* DATA SHOWN *
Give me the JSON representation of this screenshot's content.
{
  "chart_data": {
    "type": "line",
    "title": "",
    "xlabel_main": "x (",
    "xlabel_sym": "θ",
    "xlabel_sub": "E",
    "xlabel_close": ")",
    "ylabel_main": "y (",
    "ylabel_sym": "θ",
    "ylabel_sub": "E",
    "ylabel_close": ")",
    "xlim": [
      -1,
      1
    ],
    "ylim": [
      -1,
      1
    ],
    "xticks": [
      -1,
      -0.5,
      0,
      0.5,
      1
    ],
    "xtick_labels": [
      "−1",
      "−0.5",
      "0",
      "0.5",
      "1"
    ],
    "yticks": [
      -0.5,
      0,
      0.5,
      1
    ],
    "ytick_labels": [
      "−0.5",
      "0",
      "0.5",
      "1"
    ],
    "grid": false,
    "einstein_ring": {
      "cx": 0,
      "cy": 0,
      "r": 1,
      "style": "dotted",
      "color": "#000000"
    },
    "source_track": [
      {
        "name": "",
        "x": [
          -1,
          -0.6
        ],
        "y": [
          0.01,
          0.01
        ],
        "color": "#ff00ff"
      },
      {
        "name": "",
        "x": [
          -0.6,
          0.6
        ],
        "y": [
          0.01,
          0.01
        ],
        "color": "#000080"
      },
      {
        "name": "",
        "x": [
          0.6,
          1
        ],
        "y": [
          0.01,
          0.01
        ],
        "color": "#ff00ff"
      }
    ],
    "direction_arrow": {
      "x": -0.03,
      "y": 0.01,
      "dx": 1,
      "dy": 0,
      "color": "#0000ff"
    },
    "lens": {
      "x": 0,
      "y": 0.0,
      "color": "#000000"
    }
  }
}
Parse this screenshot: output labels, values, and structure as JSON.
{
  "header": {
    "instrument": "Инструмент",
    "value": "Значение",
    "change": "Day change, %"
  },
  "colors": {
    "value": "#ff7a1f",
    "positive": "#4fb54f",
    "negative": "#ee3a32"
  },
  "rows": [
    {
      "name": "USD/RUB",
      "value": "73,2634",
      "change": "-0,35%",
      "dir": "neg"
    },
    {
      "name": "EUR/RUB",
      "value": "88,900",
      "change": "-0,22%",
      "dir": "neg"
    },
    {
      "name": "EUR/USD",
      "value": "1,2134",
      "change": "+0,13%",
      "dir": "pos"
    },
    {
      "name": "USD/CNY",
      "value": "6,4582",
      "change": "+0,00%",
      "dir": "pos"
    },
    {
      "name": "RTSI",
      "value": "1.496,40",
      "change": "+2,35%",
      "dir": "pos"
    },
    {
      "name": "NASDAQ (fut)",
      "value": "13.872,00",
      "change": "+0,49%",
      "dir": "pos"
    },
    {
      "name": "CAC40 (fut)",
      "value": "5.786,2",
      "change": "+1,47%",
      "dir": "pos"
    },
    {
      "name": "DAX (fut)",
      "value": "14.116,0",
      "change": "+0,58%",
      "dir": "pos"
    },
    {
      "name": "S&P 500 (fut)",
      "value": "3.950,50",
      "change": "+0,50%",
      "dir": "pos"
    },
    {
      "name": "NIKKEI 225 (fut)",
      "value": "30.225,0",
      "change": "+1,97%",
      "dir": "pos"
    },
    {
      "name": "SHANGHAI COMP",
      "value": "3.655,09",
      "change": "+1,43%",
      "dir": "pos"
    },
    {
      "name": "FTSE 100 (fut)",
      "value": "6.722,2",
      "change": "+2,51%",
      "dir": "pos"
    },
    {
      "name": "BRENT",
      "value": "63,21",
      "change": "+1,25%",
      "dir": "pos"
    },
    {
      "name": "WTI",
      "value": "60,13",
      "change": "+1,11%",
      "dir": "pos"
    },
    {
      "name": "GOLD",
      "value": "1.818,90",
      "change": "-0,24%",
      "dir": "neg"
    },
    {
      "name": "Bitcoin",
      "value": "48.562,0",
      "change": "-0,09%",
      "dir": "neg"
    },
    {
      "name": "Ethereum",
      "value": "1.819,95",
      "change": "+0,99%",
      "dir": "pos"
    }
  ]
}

* STATED PROBLEM *
Set every line of the listing down word for word.

* FULL SOLUTION *
Give me the JSON representation of this screenshot's content.
{
  "chart_data": {
    "type": "line",
    "title": "",
    "xlabel_main": "x (",
    "xlabel_sym": "θ",
    "xlabel_sub": "E",
    "xlabel_close": ")",
    "ylabel_main": "y (",
    "ylabel_sym": "θ",
    "ylabel_sub": "E",
    "ylabel_close": ")",
    "xlim": [
      -1,
      1
    ],
    "ylim": [
      -1,
      1
    ],
    "xticks": [
      -1,
      -0.5,
      0,
      0.5,
      1
    ],
    "xtick_labels": [
      "−1",
      "−0.5",
      "0",
      "0.5",
      "1"
    ],
    "yticks": [
      -0.5,
      0,
      0.5,
      1
    ],
    "ytick_labels": [
      "−0.5",
      "0",
      "0.5",
      "1"
    ],
    "grid": false,
    "einstein_ring": {
      "cx": 0,
      "cy": 0,
      "r": 1,
      "style": "dotted",
      "color": "#000000"
    },
    "source_track": [
      {
        "name": "",
        "x": [
          -1,
          -0.6
        ],
        "y": [
          0.01,
          0.01
        ],
        "color": "#ff00ff"
      },
      {
        "name": "",
        "x": [
          -0.6,
          0.6
        ],
        "y": [
          0.01,
          0.01
        ],
        "color": "#000080"
      },
      {
        "name": "",
        "x": [
          0.6,
          1
        ],
        "y": [
          0.01,
          0.01
        ],
        "color": "#ff00ff"
      }
    ],
    "direction_arrow": {
      "x": -0.03,
      "y": 0.01,
      "dx": 1,
      "dy": 0,
      "color": "#0000ff"
    },
    "lens": {
      "x": 0,
      "y": 0.0,
      "color": "#000000"
    }
  }
}
Parse this screenshot: output labels, values, and structure as JSON.
{
  "header": {
    "instrument": "Инструмент",
    "value": "Значение",
    "change": "Day change, %"
  },
  "colors": {
    "value": "#ff7a1f",
    "positive": "#4fb54f",
    "negative": "#ee3a32"
  },
  "rows": [
    {
      "name": "USD/RUB",
      "value": "73,2634",
      "change": "-0,35%",
      "dir": "neg"
    },
    {
      "name": "EUR/RUB",
      "value": "88,900",
      "change": "-0,22%",
      "dir": "neg"
    },
    {
      "name": "EUR/USD",
      "value": "1,2134",
      "change": "+0,13%",
      "dir": "pos"
    },
    {
      "name": "USD/CNY",
      "value": "6,4582",
      "change": "+0,00%",
      "dir": "pos"
    },
    {
      "name": "RTSI",
      "value": "1.496,40",
      "change": "+2,35%",
      "dir": "pos"
    },
    {
      "name": "NASDAQ (fut)",
      "value": "13.872,00",
      "change": "+0,49%",
      "dir": "pos"
    },
    {
      "name": "CAC40 (fut)",
      "value": "5.786,2",
      "change": "+1,47%",
      "dir": "pos"
    },
    {
      "name": "DAX (fut)",
      "value": "14.116,0",
      "change": "+0,58%",
      "dir": "pos"
    },
    {
      "name": "S&P 500 (fut)",
      "value": "3.950,50",
      "change": "+0,50%",
      "dir": "pos"
    },
    {
      "name": "NIKKEI 225 (fut)",
      "value": "30.225,0",
      "change": "+1,97%",
      "dir": "pos"
    },
    {
      "name": "SHANGHAI COMP",
      "value": "3.655,09",
      "change": "+1,43%",
      "dir": "pos"
    },
    {
      "name": "FTSE 100 (fut)",
      "value": "6.722,2",
      "change": "+2,51%",
      "dir": "pos"
    },
    {
      "name": "BRENT",
      "value": "63,21",
      "change": "+1,25%",
      "dir": "pos"
    },
    {
      "name": "WTI",
      "value": "60,13",
      "change": "+1,11%",
      "dir": "pos"
    },
    {
      "name": "GOLD",
      "value": "1.818,90",
      "change": "-0,24%",
      "dir": "neg"
    },
    {
      "name": "Bitcoin",
      "value": "48.562,0",
      "change": "-0,09%",
      "dir": "neg"
    },
    {
      "name": "Ethereum",
      "value": "1.819,95",
      "change": "+0,99%",
      "dir": "pos"
    }
  ]
}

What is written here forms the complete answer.